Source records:
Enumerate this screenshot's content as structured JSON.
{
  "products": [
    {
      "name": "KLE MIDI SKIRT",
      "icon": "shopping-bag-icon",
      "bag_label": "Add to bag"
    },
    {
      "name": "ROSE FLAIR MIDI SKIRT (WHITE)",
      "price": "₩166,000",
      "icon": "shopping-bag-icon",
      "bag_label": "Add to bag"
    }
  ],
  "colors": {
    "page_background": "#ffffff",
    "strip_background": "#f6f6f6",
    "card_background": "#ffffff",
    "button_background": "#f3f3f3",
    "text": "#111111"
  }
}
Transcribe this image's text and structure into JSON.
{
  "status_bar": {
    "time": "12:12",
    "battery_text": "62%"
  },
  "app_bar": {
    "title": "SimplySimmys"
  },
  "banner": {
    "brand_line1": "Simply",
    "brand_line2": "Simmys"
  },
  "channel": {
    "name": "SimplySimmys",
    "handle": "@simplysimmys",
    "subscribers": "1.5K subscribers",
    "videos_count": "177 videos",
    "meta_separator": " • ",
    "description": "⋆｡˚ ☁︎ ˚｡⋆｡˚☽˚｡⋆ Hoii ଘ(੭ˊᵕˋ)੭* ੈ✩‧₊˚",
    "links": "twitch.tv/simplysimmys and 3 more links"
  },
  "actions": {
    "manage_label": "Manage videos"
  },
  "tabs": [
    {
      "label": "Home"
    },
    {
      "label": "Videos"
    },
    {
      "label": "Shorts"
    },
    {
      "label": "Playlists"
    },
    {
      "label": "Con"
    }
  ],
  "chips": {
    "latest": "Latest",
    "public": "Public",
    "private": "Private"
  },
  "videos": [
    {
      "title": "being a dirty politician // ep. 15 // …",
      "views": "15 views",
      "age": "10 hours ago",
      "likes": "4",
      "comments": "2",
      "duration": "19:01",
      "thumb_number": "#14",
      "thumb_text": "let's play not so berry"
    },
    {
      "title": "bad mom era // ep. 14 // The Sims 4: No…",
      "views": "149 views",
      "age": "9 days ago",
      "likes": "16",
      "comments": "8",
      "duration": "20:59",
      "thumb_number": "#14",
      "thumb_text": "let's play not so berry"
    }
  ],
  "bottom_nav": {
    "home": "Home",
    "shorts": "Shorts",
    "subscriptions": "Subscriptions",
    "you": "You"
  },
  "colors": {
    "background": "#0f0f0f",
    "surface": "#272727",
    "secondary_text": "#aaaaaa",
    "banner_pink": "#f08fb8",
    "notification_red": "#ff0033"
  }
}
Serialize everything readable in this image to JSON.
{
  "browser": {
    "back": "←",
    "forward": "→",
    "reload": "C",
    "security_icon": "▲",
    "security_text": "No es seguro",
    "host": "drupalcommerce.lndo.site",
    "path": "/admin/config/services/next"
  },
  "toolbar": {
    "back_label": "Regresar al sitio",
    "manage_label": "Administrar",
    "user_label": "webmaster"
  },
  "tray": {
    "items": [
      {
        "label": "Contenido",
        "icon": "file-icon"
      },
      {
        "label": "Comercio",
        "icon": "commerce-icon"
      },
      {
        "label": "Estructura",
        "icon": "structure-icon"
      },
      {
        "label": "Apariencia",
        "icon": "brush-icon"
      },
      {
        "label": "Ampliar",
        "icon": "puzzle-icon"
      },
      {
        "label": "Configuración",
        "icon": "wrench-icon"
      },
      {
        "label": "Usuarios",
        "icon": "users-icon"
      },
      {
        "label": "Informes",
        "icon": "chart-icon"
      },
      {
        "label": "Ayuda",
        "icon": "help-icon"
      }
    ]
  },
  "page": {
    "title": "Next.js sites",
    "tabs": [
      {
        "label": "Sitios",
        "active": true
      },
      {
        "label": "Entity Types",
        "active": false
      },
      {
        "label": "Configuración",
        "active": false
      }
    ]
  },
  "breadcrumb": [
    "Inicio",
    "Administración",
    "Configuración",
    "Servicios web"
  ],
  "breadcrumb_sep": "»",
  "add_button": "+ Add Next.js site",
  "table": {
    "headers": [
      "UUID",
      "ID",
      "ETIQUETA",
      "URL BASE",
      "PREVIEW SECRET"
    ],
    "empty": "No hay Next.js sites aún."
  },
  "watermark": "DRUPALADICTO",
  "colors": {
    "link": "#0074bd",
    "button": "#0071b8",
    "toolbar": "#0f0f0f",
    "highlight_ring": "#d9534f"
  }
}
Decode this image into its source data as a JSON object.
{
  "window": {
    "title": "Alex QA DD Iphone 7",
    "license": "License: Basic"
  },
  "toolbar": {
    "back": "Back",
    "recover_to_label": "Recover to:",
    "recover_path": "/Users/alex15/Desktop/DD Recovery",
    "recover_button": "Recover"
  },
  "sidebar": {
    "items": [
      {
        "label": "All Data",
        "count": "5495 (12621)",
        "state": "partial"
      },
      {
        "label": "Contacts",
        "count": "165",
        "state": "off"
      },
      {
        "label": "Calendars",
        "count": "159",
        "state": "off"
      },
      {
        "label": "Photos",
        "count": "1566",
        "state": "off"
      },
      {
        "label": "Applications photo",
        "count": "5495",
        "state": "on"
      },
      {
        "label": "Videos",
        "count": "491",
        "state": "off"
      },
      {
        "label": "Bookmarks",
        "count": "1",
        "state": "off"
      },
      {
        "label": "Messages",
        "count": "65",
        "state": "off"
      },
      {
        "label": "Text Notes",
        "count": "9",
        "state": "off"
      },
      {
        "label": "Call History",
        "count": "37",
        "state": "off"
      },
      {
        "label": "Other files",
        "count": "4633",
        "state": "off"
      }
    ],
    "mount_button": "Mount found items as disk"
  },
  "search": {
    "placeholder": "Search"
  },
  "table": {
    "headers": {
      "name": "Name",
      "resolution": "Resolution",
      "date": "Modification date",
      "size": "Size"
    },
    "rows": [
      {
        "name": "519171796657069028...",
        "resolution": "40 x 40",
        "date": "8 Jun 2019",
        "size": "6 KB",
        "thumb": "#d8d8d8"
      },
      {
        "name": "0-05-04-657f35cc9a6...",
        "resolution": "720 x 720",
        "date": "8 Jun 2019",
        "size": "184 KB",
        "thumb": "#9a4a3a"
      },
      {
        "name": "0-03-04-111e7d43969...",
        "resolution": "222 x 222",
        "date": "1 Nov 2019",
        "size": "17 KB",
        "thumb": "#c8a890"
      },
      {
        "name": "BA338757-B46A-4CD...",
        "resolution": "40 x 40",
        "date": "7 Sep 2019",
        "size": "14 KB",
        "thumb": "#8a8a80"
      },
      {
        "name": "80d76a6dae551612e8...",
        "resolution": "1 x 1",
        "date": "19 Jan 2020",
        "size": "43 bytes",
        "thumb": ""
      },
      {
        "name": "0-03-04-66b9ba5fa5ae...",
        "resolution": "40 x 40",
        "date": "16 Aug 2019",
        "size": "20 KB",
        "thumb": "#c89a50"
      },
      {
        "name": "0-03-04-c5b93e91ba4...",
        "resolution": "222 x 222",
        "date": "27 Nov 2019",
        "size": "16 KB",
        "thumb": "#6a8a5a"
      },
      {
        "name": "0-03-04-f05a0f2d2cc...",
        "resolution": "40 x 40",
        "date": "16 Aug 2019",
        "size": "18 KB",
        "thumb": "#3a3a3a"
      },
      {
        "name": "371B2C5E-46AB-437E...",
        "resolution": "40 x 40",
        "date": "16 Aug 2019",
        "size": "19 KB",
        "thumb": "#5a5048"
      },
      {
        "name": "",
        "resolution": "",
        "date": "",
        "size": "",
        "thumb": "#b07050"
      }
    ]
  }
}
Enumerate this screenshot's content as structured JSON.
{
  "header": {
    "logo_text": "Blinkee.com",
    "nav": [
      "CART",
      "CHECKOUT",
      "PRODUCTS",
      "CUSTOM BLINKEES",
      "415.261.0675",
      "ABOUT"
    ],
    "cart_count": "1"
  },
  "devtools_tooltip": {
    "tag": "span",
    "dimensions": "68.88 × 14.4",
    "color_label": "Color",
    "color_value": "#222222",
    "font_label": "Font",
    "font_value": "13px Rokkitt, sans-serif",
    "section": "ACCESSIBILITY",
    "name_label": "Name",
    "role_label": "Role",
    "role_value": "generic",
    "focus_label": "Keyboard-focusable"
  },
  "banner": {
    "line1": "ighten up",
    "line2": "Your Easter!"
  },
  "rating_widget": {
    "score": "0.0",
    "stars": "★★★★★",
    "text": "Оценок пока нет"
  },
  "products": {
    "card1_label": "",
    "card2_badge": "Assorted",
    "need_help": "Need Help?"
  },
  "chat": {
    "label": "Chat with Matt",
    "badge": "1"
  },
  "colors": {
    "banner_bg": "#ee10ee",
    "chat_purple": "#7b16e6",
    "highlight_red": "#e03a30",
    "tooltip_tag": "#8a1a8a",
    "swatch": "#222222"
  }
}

WHAT IS REQUIRED: Scan the data above and copy every line with "title" in it.

THE SOLUTION:
    "title": "SimplySimmys"
      "title": "being a dirty politician // ep. 15 // …",
      "title": "bad mom era // ep. 14 // The Sims 4: No…",
    "title": "Next.js sites",
    "title": "Alex QA DD Iphone 7",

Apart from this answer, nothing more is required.